====== RECORD SET ======

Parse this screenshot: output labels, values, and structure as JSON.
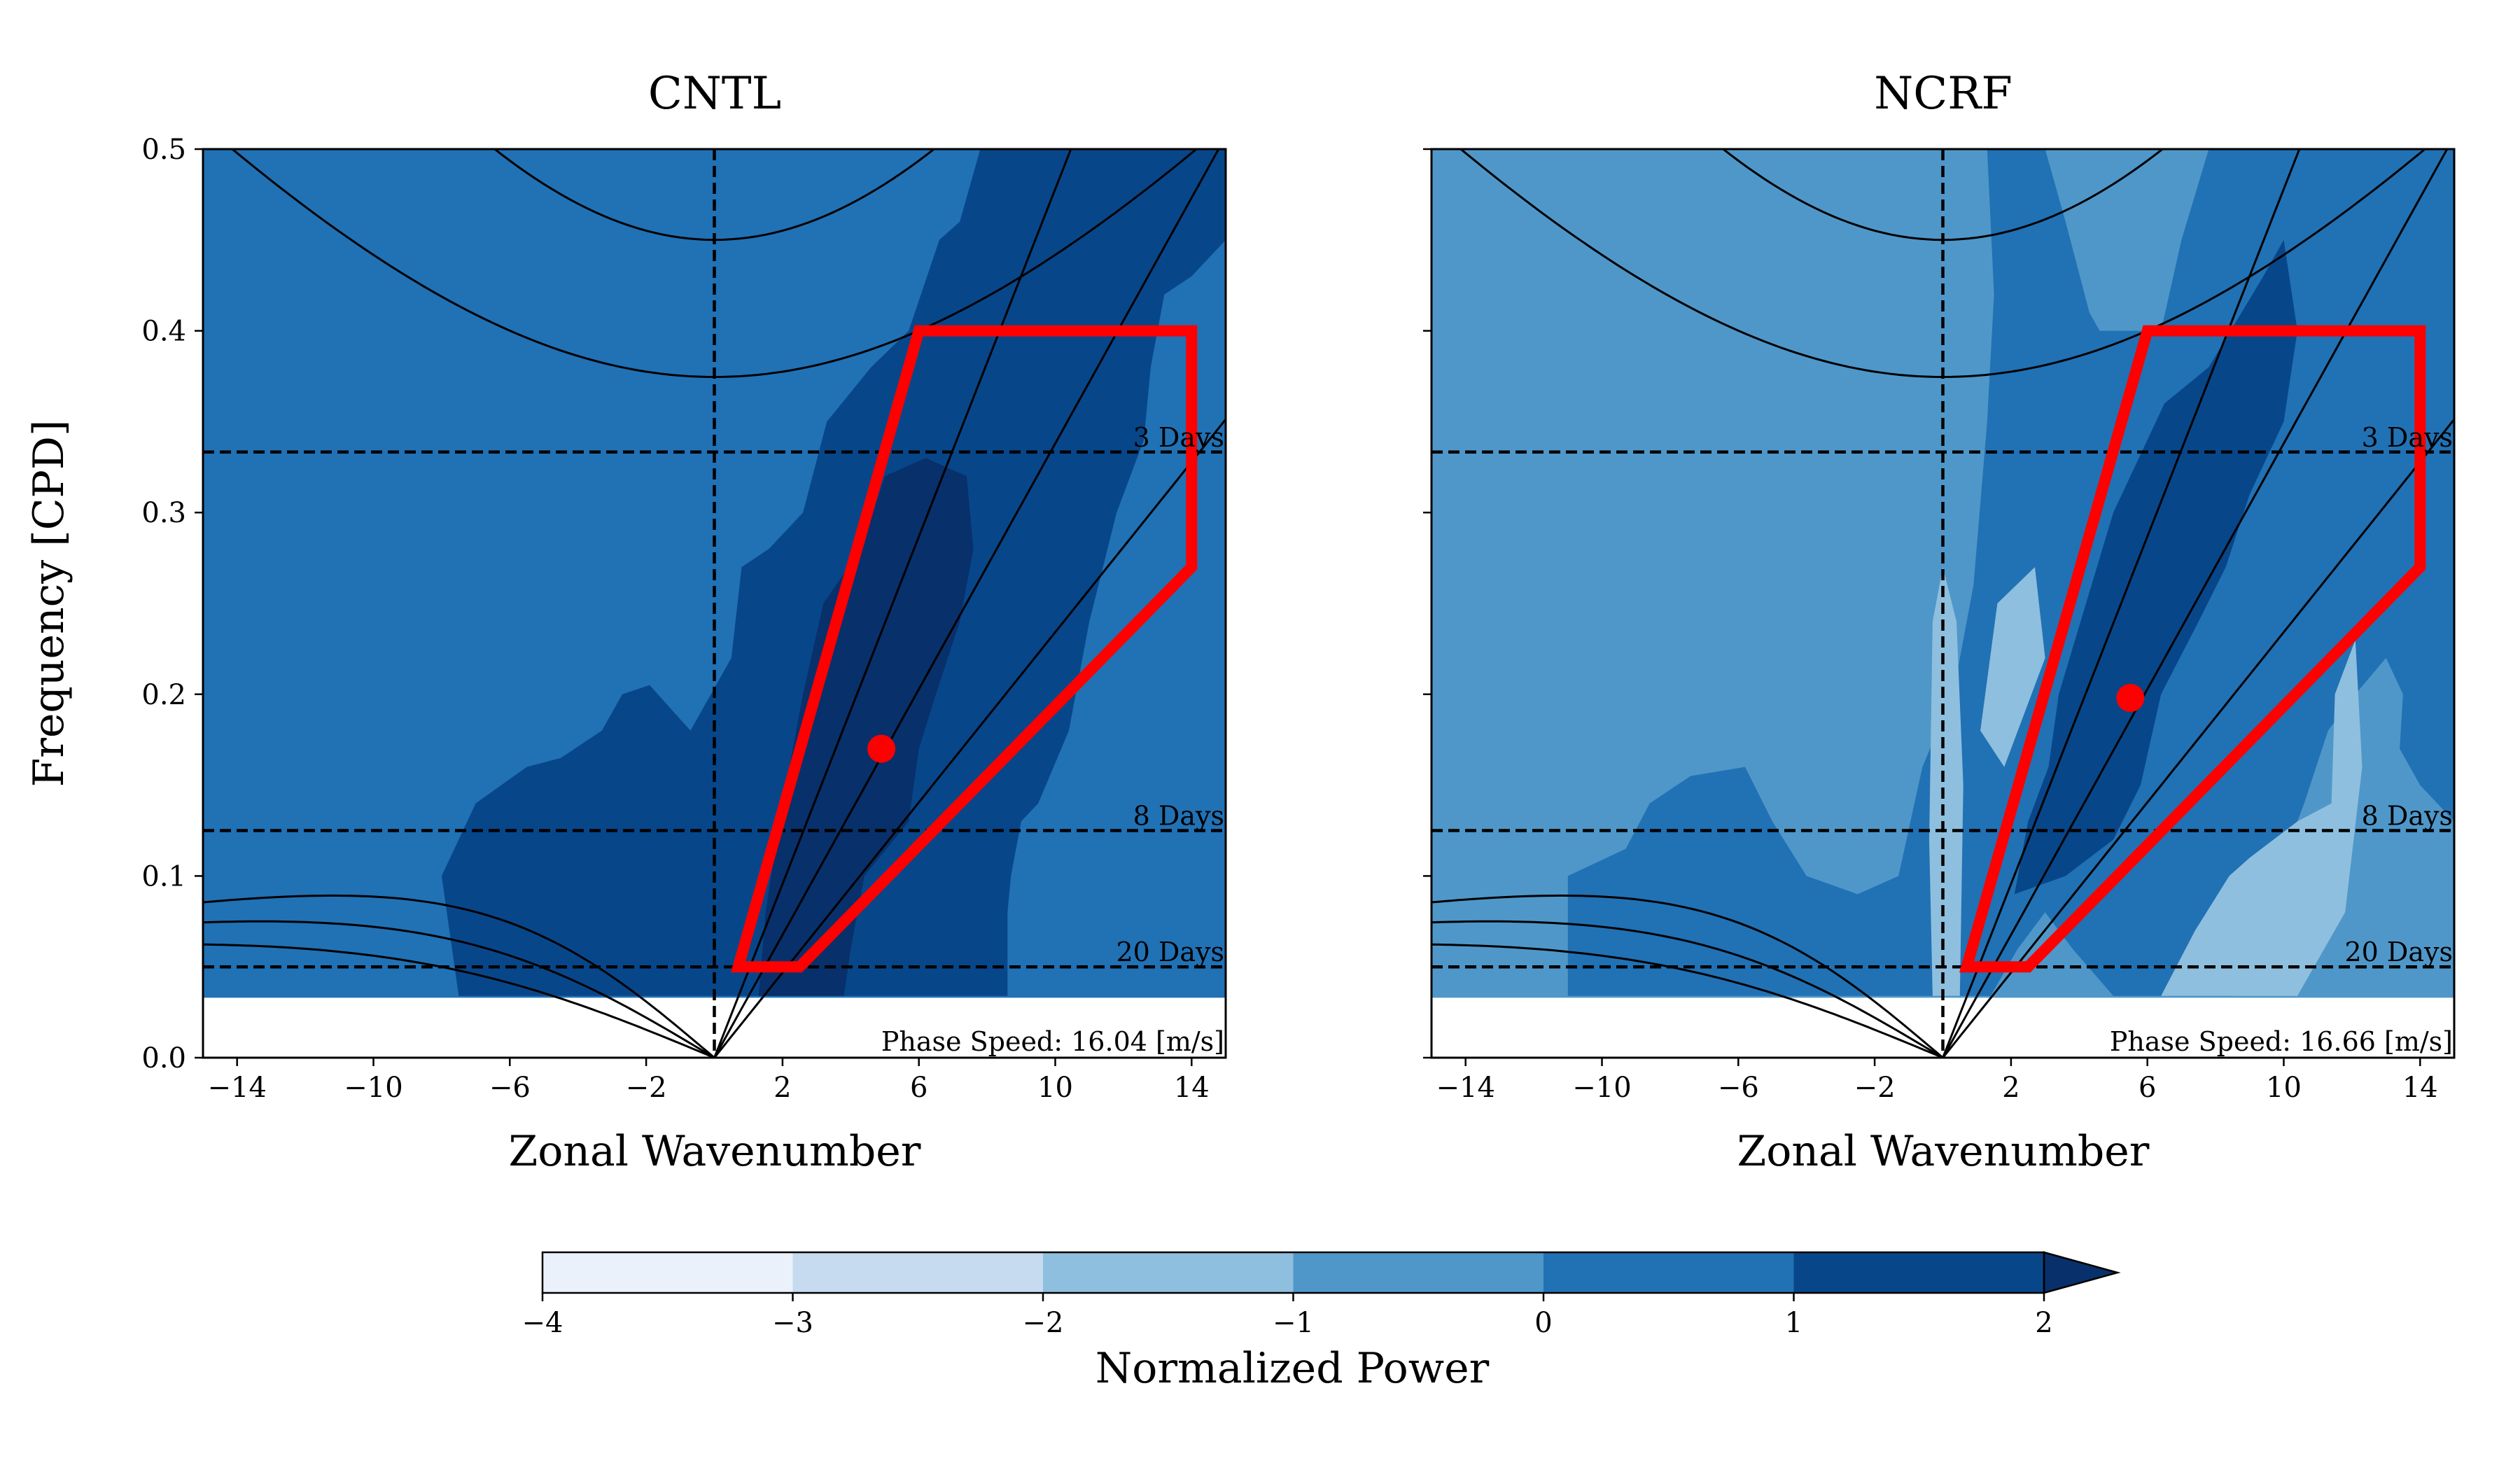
{
  "chart_data": [
    {
      "type": "heatmap",
      "title": "CNTL",
      "xlabel": "Zonal Wavenumber",
      "ylabel": "Frequency [CPD]",
      "xlim": [
        -15,
        15
      ],
      "ylim": [
        0,
        0.5
      ],
      "xticks": [
        -14,
        -10,
        -6,
        -2,
        2,
        6,
        10,
        14
      ],
      "yticks": [
        0.0,
        0.1,
        0.2,
        0.3,
        0.4,
        0.5
      ],
      "period_lines": [
        {
          "label": "3 Days",
          "frequency": 0.3333
        },
        {
          "label": "8 Days",
          "frequency": 0.125
        },
        {
          "label": "20 Days",
          "frequency": 0.05
        }
      ],
      "zero_wavenumber_line": 0,
      "masked_below_frequency": 0.033,
      "box_polygon": [
        [
          0.7,
          0.05
        ],
        [
          2.5,
          0.05
        ],
        [
          14,
          0.27
        ],
        [
          14,
          0.4
        ],
        [
          6,
          0.4
        ]
      ],
      "peak_point": {
        "wavenumber": 4.9,
        "frequency": 0.17
      },
      "annotation": "Phase Speed: 16.04 [m/s]",
      "background_level": 0.5,
      "regions": [
        {
          "level": 1.5,
          "points": [
            [
              -7.5,
              0.034
            ],
            [
              -8,
              0.1
            ],
            [
              -7,
              0.14
            ],
            [
              -5.5,
              0.16
            ],
            [
              -4.5,
              0.165
            ],
            [
              -3.3,
              0.18
            ],
            [
              -2.7,
              0.2
            ],
            [
              -1.9,
              0.205
            ],
            [
              -0.7,
              0.18
            ],
            [
              0.5,
              0.22
            ],
            [
              0.8,
              0.27
            ],
            [
              1.6,
              0.28
            ],
            [
              2.1,
              0.29
            ],
            [
              2.6,
              0.3
            ],
            [
              3.3,
              0.35
            ],
            [
              4.6,
              0.38
            ],
            [
              5.7,
              0.4
            ],
            [
              6.6,
              0.45
            ],
            [
              7.2,
              0.46
            ],
            [
              7.8,
              0.5
            ],
            [
              15,
              0.5
            ],
            [
              15,
              0.45
            ],
            [
              14,
              0.43
            ],
            [
              13.2,
              0.42
            ],
            [
              12.8,
              0.38
            ],
            [
              12.6,
              0.34
            ],
            [
              11.8,
              0.3
            ],
            [
              11,
              0.24
            ],
            [
              10.6,
              0.2
            ],
            [
              10.4,
              0.18
            ],
            [
              9.5,
              0.14
            ],
            [
              9,
              0.13
            ],
            [
              8.7,
              0.1
            ],
            [
              8.6,
              0.08
            ],
            [
              8.6,
              0.034
            ]
          ]
        },
        {
          "level": 2,
          "points": [
            [
              1.3,
              0.034
            ],
            [
              1.5,
              0.08
            ],
            [
              2,
              0.14
            ],
            [
              2.6,
              0.2
            ],
            [
              3.2,
              0.25
            ],
            [
              4.3,
              0.28
            ],
            [
              5,
              0.32
            ],
            [
              6.2,
              0.33
            ],
            [
              7.4,
              0.32
            ],
            [
              7.6,
              0.28
            ],
            [
              7.2,
              0.24
            ],
            [
              6.5,
              0.2
            ],
            [
              6,
              0.17
            ],
            [
              5.7,
              0.13
            ],
            [
              4.4,
              0.1
            ],
            [
              4,
              0.06
            ],
            [
              3.8,
              0.034
            ]
          ]
        }
      ]
    },
    {
      "type": "heatmap",
      "title": "NCRF",
      "xlabel": "Zonal Wavenumber",
      "ylabel": "",
      "xlim": [
        -15,
        15
      ],
      "ylim": [
        0,
        0.5
      ],
      "xticks": [
        -14,
        -10,
        -6,
        -2,
        2,
        6,
        10,
        14
      ],
      "yticks": [
        0.0,
        0.1,
        0.2,
        0.3,
        0.4,
        0.5
      ],
      "period_lines": [
        {
          "label": "3 Days",
          "frequency": 0.3333
        },
        {
          "label": "8 Days",
          "frequency": 0.125
        },
        {
          "label": "20 Days",
          "frequency": 0.05
        }
      ],
      "zero_wavenumber_line": 0,
      "masked_below_frequency": 0.033,
      "box_polygon": [
        [
          0.7,
          0.05
        ],
        [
          2.5,
          0.05
        ],
        [
          14,
          0.27
        ],
        [
          14,
          0.4
        ],
        [
          6,
          0.4
        ]
      ],
      "peak_point": {
        "wavenumber": 5.5,
        "frequency": 0.198
      },
      "annotation": "Phase Speed: 16.66 [m/s]",
      "background_level": -0.5,
      "regions": [
        {
          "level": 0.5,
          "points": [
            [
              -11,
              0.034
            ],
            [
              -11,
              0.1
            ],
            [
              -9.3,
              0.115
            ],
            [
              -8.6,
              0.14
            ],
            [
              -7.4,
              0.155
            ],
            [
              -5.8,
              0.16
            ],
            [
              -5,
              0.13
            ],
            [
              -4,
              0.1
            ],
            [
              -2.5,
              0.09
            ],
            [
              -1.3,
              0.1
            ],
            [
              -0.6,
              0.16
            ],
            [
              0.3,
              0.2
            ],
            [
              0.9,
              0.26
            ],
            [
              1.3,
              0.35
            ],
            [
              1.5,
              0.42
            ],
            [
              1.3,
              0.5
            ],
            [
              3,
              0.5
            ],
            [
              3.6,
              0.46
            ],
            [
              4.3,
              0.41
            ],
            [
              4.6,
              0.4
            ],
            [
              6.4,
              0.4
            ],
            [
              7,
              0.45
            ],
            [
              7.8,
              0.5
            ],
            [
              15,
              0.5
            ],
            [
              15,
              0.13
            ],
            [
              14,
              0.15
            ],
            [
              13.4,
              0.17
            ],
            [
              13.5,
              0.2
            ],
            [
              13,
              0.22
            ],
            [
              12.1,
              0.2
            ],
            [
              11.3,
              0.18
            ],
            [
              10.6,
              0.14
            ],
            [
              9.8,
              0.1
            ],
            [
              9,
              0.08
            ],
            [
              8.5,
              0.034
            ],
            [
              5,
              0.034
            ],
            [
              3.8,
              0.06
            ],
            [
              3,
              0.08
            ],
            [
              2.2,
              0.06
            ],
            [
              1.4,
              0.034
            ]
          ]
        },
        {
          "level": 1.5,
          "points": [
            [
              2.1,
              0.09
            ],
            [
              2.5,
              0.13
            ],
            [
              3.1,
              0.16
            ],
            [
              3.4,
              0.2
            ],
            [
              4.2,
              0.25
            ],
            [
              5,
              0.3
            ],
            [
              6.5,
              0.36
            ],
            [
              7.8,
              0.38
            ],
            [
              9.4,
              0.43
            ],
            [
              10,
              0.45
            ],
            [
              10.4,
              0.4
            ],
            [
              10,
              0.35
            ],
            [
              9,
              0.31
            ],
            [
              8.3,
              0.27
            ],
            [
              7.5,
              0.24
            ],
            [
              6.4,
              0.2
            ],
            [
              5.8,
              0.15
            ],
            [
              5,
              0.12
            ],
            [
              3.6,
              0.1
            ]
          ]
        },
        {
          "level": -1.5,
          "points": [
            [
              -0.3,
              0.034
            ],
            [
              -0.4,
              0.12
            ],
            [
              -0.3,
              0.24
            ],
            [
              0,
              0.27
            ],
            [
              0.4,
              0.24
            ],
            [
              0.6,
              0.15
            ],
            [
              0.5,
              0.034
            ]
          ]
        },
        {
          "level": -1.5,
          "points": [
            [
              1.1,
              0.18
            ],
            [
              1.6,
              0.25
            ],
            [
              2.7,
              0.27
            ],
            [
              3,
              0.22
            ],
            [
              1.8,
              0.16
            ]
          ]
        },
        {
          "level": -1.5,
          "points": [
            [
              6.4,
              0.034
            ],
            [
              7.4,
              0.07
            ],
            [
              8.4,
              0.1
            ],
            [
              9,
              0.11
            ],
            [
              10.4,
              0.13
            ],
            [
              11.4,
              0.14
            ],
            [
              11.5,
              0.2
            ],
            [
              12.1,
              0.23
            ],
            [
              12.3,
              0.16
            ],
            [
              11.8,
              0.08
            ],
            [
              10.4,
              0.034
            ]
          ]
        }
      ]
    }
  ],
  "colorbar": {
    "label": "Normalized Power",
    "ticks": [
      -4,
      -3,
      -2,
      -1,
      0,
      1,
      2
    ],
    "colors": [
      "#eaf1fa",
      "#c6dbef",
      "#8fbfde",
      "#4f97c9",
      "#2171b5",
      "#08468a"
    ],
    "extend_color": "#08306b"
  },
  "colors": {
    "box": "#ff0000",
    "peak_point": "#ff0000",
    "level_-1.5": "#8fbfde",
    "level_-0.5": "#4f97c9",
    "level_0.5": "#2171b5",
    "level_1.5": "#08468a",
    "level_2": "#08306b"
  }
}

======

#### TASK REQUIREMENTS:
In the data above, tally the lines holding "annotation" and answer with the figure only.

#### OUTPUT FOR THIS TASK:
2